■ Your tasks
A – Decide whether each statement agrees with the text on the SQL security model, answering yes or no and quoting the words of the text that settle it: (i) SQL supports two types of authorization identifiers, users and roles; (ii) privileges on schema objects are granted to tables; (iii) a user identifier can represent an application.
B – In the entries, change "row-name-text" to "row-caption" in the lines from the first one through the line that contains "122, 114, 137]", leaving everything else as it is.

Key Skills & Concepts

  • Understand the SQL Security Model
  • Create and Delete Roles
  • Grant and Revoke Privileges
  • Grant and Revoke Roles

A critical component of any database is the ability to protect the data from unauthorized
access and malicious attacks. A database must ensure that no unauthorized users can
view or change data that they should not be viewing or changing. At the same time,
authorized users should not be prevented from accessing any information that should be
available to them. The ideal balance is to give every database user exactly the privileges
they need to do their job, nothing more and nothing less. In order to support these
capabilities, SQL defines a security model that allows you to determine which users can
access specific data and what they can do with that data. At the core of this model is the
authorization identifier. An authorization identifier, as you learned in Chapter 2, is an
object in the SQL environment that represents a user or group of users that are granted
specific access privileges to objects and data within the SQL environment. Privileges on
schema objects are granted to authorization identifiers. The type of privilege granted
determines the type of access. In this chapter, we will look at the SQL security model, how
it uses authorization identifiers, and how to set up privileges on objects in your SQL

Understand the SQL Security Model

Authorization identifiers provide the foundation for your database’s security. Access to all
objects is permitted through these identifiers. If the authorization identifier doesn’t have
the appropriate privileges to access a specific object, such as a table, the data within that
table is unavailable to that user. In addition, each authorization identifier can be
configured with different types of privileges. For example, you can permit some
authorization identifiers to view the data within a specific table, while permitting other
authorization identifiers to both view and modify that data.
SQL supports two types of authorization identifiers: user identifiers (or users) and role
names (or roles). A user identifier is an individual security account that can represent an
individual, an application, or a system service (all of which are considered database users).

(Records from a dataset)

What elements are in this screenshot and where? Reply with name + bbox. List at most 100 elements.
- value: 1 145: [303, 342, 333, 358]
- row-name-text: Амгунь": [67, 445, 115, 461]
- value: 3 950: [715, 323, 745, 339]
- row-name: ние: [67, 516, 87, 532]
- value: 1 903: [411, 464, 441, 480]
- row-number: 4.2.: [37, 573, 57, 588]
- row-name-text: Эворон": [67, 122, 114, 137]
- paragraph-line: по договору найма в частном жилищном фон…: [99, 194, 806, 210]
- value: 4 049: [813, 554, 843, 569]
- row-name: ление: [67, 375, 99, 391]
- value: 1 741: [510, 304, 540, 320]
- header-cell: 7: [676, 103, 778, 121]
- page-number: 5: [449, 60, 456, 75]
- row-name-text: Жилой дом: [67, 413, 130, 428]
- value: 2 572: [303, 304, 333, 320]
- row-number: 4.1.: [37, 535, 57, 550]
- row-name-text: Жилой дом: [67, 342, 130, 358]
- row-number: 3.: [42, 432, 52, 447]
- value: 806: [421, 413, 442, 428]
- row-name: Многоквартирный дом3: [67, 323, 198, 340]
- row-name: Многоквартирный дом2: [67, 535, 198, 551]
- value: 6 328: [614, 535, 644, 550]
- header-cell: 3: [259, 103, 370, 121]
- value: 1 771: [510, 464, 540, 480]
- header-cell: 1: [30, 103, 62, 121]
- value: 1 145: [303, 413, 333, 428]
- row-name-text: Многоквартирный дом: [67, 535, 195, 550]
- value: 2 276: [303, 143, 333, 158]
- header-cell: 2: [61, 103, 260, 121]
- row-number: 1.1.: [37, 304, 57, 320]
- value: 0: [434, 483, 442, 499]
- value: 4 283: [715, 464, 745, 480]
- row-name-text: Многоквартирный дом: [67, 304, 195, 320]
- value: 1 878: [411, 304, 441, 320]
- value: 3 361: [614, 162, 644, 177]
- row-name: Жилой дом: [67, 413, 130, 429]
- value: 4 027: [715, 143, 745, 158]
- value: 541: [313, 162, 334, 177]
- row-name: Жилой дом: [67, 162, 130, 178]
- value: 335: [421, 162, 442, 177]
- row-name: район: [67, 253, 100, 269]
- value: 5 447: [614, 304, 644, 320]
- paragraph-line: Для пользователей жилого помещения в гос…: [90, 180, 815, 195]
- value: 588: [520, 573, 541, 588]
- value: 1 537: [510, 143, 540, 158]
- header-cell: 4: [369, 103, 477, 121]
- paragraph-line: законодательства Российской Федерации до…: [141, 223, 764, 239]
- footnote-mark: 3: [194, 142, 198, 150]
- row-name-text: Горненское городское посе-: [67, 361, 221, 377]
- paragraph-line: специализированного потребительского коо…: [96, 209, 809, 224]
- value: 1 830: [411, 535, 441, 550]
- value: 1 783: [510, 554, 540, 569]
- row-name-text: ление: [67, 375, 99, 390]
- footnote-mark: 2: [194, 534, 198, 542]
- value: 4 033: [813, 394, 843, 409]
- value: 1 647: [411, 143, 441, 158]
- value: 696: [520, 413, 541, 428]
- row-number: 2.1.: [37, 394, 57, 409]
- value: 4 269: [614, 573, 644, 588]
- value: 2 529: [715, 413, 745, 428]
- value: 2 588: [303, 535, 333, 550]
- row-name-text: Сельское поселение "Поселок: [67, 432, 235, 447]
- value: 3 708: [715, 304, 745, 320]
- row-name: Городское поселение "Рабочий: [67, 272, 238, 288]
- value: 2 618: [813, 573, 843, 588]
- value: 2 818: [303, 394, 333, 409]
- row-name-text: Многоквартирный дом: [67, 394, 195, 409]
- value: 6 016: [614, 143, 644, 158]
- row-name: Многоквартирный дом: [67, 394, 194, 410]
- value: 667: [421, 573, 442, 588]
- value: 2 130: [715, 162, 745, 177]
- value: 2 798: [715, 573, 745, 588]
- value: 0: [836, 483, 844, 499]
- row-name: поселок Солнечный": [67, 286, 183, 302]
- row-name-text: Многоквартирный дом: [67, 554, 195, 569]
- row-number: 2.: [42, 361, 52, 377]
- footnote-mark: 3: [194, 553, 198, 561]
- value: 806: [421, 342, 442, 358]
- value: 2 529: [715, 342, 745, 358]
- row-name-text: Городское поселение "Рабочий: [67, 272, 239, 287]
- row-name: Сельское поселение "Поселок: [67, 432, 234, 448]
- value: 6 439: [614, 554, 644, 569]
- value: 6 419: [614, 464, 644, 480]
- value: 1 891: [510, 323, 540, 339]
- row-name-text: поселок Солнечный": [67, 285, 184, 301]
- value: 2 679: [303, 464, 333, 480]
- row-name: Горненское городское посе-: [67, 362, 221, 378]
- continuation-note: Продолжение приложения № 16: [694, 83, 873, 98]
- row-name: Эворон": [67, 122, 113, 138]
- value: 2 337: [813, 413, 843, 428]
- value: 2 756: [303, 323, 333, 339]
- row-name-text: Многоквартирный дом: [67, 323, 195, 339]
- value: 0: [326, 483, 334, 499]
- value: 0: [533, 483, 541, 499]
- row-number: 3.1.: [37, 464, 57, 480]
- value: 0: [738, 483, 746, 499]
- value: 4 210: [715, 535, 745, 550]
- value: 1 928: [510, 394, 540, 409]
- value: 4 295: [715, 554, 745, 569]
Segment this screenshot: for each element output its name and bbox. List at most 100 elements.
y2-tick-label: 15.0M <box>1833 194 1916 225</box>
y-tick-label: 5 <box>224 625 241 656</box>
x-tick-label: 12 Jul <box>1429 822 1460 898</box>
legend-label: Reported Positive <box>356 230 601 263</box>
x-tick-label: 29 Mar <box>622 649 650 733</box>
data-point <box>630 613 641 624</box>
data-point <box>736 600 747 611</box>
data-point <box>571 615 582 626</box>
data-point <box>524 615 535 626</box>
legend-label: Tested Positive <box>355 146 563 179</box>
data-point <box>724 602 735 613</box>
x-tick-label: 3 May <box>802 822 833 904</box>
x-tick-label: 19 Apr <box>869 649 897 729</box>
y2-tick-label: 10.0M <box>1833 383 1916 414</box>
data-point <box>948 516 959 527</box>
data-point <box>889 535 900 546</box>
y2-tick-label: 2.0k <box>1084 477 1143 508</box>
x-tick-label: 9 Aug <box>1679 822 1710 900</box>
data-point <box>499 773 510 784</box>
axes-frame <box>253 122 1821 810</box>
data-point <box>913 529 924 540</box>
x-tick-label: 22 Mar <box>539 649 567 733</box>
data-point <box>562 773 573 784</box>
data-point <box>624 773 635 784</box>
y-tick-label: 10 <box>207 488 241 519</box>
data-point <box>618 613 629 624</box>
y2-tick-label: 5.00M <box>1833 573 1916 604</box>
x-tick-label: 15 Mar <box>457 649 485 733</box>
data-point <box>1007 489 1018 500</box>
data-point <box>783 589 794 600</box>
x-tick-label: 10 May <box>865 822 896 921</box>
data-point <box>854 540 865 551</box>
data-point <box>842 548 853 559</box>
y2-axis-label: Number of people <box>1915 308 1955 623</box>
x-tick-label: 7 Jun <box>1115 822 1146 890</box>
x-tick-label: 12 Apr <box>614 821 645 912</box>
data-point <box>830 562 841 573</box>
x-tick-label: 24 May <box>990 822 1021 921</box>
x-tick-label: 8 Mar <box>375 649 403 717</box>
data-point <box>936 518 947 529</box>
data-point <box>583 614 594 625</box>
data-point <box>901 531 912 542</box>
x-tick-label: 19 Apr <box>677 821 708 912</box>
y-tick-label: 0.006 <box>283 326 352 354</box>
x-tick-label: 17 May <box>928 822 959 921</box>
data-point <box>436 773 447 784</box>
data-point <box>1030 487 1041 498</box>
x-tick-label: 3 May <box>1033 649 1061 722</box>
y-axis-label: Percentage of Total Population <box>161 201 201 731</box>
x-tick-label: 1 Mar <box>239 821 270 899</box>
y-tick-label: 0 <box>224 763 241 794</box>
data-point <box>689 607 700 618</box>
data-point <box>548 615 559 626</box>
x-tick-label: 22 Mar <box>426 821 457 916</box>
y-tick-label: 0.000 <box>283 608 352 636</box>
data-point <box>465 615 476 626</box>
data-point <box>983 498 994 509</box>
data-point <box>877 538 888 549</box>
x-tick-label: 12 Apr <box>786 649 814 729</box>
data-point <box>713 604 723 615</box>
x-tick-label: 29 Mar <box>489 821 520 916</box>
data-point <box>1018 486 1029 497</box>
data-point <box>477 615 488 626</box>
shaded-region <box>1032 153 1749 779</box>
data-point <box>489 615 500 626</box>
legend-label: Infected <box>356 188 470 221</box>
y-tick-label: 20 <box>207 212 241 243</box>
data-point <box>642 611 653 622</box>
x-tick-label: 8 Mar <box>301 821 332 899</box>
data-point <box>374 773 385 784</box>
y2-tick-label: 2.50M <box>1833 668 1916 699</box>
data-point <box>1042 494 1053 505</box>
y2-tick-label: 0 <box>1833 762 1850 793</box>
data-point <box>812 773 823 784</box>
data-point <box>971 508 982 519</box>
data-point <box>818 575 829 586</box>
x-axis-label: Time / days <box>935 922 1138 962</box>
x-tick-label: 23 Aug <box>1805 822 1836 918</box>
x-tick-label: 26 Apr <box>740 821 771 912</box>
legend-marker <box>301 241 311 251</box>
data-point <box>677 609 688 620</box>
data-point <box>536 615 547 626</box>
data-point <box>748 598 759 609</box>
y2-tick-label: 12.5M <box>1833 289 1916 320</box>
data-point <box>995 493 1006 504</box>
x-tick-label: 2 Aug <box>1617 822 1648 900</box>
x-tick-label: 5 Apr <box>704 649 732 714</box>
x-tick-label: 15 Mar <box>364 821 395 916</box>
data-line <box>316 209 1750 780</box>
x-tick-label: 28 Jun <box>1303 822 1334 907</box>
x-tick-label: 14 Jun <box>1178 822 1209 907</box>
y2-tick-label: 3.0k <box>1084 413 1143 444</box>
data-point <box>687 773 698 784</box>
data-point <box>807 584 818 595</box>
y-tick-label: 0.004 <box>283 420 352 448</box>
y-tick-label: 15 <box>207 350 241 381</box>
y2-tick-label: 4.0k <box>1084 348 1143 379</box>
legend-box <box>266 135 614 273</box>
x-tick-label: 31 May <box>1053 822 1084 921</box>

■ Task answers
A –
(i) Yes: "SQL supports two types of authorization identifiers: user identifiers (or users) and role names (or roles)."
(ii) No: "Privileges on schema objects are granted to authorization identifiers."
(iii) Yes: "A user identifier is an individual security account that can represent an individual, an application, or a system service"

B –
What elements are in this screenshot and where? Reply with name + bbox. List at most 100 elements.
- value: 1 145: [303, 342, 333, 358]
- row-caption: Амгунь": [67, 445, 115, 461]
- value: 3 950: [715, 323, 745, 339]
- row-name: ние: [67, 516, 87, 532]
- value: 1 903: [411, 464, 441, 480]
- row-number: 4.2.: [37, 573, 57, 588]
- row-caption: Эворон": [67, 122, 114, 137]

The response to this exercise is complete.